* [Task description]
Copy every line of the data that contains the string "ylabel".

* [Records]
☆ ☆ ☆ ☆ ☆

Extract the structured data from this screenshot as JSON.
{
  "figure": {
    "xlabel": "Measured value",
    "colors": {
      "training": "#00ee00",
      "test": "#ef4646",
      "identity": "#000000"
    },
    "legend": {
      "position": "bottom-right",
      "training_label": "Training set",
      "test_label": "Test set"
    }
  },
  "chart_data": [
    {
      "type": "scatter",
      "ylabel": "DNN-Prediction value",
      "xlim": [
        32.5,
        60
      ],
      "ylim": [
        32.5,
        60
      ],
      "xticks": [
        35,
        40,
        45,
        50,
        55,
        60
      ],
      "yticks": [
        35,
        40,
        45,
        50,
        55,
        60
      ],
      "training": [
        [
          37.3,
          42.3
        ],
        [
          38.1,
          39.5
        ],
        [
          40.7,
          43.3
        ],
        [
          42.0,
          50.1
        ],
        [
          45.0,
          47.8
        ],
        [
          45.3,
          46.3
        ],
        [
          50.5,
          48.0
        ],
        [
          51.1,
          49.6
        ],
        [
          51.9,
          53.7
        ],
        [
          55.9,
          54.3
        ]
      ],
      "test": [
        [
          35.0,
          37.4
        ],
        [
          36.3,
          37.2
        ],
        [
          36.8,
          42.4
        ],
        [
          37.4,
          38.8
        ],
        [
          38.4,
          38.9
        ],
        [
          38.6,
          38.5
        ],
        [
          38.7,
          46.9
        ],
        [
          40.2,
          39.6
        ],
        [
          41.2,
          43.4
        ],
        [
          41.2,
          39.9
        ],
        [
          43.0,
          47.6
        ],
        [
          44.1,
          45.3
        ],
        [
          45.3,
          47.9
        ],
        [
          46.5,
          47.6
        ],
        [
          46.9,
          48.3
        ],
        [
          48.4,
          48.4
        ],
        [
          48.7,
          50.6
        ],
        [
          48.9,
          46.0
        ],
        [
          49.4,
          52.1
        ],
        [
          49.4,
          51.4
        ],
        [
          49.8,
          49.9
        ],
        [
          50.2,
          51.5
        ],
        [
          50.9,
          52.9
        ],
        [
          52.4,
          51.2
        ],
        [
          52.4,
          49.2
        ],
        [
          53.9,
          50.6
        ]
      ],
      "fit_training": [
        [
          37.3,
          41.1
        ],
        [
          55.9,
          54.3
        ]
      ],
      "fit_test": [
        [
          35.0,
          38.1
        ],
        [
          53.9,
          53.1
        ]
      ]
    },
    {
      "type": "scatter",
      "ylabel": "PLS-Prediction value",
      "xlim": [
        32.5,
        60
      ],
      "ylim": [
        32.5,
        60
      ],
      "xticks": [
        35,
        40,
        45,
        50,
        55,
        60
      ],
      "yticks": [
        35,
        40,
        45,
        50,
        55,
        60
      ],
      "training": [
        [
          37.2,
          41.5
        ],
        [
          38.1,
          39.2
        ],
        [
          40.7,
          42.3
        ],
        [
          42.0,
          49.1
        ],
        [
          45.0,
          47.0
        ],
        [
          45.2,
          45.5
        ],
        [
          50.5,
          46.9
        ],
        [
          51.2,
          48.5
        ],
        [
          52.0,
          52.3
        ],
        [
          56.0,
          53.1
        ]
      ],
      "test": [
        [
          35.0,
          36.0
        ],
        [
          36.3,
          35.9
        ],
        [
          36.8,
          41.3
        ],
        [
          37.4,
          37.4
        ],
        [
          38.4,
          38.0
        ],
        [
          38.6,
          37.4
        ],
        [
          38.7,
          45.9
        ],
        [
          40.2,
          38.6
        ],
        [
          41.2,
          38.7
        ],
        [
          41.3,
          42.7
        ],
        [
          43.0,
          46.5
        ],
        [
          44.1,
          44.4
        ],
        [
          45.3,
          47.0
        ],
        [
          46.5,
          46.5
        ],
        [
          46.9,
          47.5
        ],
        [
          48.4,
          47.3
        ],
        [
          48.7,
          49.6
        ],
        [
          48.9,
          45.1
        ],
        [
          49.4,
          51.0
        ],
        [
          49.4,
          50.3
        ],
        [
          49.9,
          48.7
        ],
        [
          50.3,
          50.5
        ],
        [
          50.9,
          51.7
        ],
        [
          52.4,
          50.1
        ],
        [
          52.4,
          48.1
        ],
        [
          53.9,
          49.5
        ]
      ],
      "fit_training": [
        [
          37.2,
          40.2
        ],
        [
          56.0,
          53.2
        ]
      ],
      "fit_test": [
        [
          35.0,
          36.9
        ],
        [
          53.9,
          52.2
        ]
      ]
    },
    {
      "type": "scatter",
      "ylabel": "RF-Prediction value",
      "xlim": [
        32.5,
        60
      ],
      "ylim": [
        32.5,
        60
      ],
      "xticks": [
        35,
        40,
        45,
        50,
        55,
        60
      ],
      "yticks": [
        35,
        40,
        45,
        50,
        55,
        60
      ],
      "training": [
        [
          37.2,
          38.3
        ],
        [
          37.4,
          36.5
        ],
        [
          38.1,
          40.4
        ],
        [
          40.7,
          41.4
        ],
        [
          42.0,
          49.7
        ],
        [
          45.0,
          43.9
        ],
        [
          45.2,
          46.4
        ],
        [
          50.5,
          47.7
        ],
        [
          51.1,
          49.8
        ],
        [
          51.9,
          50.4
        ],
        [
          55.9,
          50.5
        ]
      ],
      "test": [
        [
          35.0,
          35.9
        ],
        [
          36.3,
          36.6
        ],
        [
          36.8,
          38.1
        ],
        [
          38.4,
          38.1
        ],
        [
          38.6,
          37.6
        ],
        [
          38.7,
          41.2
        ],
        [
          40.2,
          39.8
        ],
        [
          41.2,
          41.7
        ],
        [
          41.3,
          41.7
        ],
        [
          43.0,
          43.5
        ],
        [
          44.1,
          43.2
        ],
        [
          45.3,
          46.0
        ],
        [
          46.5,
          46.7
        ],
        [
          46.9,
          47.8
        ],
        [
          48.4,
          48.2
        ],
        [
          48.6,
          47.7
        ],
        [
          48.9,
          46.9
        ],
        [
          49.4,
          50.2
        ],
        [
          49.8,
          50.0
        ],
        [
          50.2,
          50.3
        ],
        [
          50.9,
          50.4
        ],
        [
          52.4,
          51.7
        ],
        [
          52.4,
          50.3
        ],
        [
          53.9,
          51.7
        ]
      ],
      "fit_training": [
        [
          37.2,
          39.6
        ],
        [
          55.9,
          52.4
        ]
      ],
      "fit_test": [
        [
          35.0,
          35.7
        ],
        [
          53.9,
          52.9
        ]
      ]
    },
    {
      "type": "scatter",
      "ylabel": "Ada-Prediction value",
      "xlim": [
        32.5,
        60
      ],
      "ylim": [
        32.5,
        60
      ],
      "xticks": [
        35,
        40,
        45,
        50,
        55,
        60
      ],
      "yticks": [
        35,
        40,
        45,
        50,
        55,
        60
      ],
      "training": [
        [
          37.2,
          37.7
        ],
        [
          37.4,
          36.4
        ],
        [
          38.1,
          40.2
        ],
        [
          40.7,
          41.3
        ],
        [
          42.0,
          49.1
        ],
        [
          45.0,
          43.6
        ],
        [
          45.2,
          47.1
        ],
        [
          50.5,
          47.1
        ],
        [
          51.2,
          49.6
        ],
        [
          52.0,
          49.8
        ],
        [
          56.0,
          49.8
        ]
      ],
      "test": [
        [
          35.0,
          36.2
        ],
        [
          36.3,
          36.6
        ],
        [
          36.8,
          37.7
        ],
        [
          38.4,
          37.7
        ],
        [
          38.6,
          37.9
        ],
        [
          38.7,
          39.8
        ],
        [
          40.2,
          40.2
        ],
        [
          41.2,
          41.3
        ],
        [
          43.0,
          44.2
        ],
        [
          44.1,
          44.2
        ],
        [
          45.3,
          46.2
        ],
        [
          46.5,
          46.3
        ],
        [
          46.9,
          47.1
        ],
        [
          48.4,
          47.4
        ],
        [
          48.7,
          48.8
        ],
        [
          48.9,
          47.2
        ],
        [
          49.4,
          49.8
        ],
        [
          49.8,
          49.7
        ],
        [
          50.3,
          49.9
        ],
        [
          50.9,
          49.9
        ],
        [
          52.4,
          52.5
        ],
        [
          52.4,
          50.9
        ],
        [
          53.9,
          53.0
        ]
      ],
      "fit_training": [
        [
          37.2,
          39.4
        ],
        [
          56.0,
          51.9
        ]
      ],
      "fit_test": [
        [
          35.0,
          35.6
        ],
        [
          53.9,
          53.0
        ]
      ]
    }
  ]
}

☆ ☆ ☆ ☆ ☆

* [The completed task]
      "ylabel": "DNN-Prediction value",
      "ylabel": "PLS-Prediction value",
      "ylabel": "RF-Prediction value",
      "ylabel": "Ada-Prediction value",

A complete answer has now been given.